* PROVIDED RECORDS:
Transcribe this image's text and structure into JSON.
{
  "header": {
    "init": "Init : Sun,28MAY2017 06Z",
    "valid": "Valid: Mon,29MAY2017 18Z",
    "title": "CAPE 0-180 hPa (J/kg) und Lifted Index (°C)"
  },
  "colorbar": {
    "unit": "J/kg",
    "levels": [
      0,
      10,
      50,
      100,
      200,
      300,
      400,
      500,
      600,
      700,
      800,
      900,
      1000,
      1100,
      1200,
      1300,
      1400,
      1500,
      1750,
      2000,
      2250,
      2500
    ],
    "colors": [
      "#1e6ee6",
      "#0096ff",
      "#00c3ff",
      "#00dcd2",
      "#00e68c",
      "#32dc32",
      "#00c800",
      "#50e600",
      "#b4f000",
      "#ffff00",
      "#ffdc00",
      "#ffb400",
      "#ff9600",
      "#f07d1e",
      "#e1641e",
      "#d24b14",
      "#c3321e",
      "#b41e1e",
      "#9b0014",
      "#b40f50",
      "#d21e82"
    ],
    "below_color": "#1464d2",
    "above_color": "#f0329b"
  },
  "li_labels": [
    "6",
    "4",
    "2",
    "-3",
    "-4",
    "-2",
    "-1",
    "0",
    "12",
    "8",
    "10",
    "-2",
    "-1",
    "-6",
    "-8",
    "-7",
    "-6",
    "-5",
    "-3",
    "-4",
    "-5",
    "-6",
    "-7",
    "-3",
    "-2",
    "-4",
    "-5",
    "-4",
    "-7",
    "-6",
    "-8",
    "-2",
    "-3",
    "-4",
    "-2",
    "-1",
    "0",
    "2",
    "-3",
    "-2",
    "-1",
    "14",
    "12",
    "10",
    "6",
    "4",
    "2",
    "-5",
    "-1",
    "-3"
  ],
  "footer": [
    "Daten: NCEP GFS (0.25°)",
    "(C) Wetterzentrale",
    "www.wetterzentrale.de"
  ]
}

* WRITTEN TASK:
Retype all of the material above with every character intact.

* ANSWER:
Transcribe this image's text and structure into JSON.
{
  "header": {
    "init": "Init : Sun,28MAY2017 06Z",
    "valid": "Valid: Mon,29MAY2017 18Z",
    "title": "CAPE 0-180 hPa (J/kg) und Lifted Index (°C)"
  },
  "colorbar": {
    "unit": "J/kg",
    "levels": [
      0,
      10,
      50,
      100,
      200,
      300,
      400,
      500,
      600,
      700,
      800,
      900,
      1000,
      1100,
      1200,
      1300,
      1400,
      1500,
      1750,
      2000,
      2250,
      2500
    ],
    "colors": [
      "#1e6ee6",
      "#0096ff",
      "#00c3ff",
      "#00dcd2",
      "#00e68c",
      "#32dc32",
      "#00c800",
      "#50e600",
      "#b4f000",
      "#ffff00",
      "#ffdc00",
      "#ffb400",
      "#ff9600",
      "#f07d1e",
      "#e1641e",
      "#d24b14",
      "#c3321e",
      "#b41e1e",
      "#9b0014",
      "#b40f50",
      "#d21e82"
    ],
    "below_color": "#1464d2",
    "above_color": "#f0329b"
  },
  "li_labels": [
    "6",
    "4",
    "2",
    "-3",
    "-4",
    "-2",
    "-1",
    "0",
    "12",
    "8",
    "10",
    "-2",
    "-1",
    "-6",
    "-8",
    "-7",
    "-6",
    "-5",
    "-3",
    "-4",
    "-5",
    "-6",
    "-7",
    "-3",
    "-2",
    "-4",
    "-5",
    "-4",
    "-7",
    "-6",
    "-8",
    "-2",
    "-3",
    "-4",
    "-2",
    "-1",
    "0",
    "2",
    "-3",
    "-2",
    "-1",
    "14",
    "12",
    "10",
    "6",
    "4",
    "2",
    "-5",
    "-1",
    "-3"
  ],
  "footer": [
    "Daten: NCEP GFS (0.25°)",
    "(C) Wetterzentrale",
    "www.wetterzentrale.de"
  ]
}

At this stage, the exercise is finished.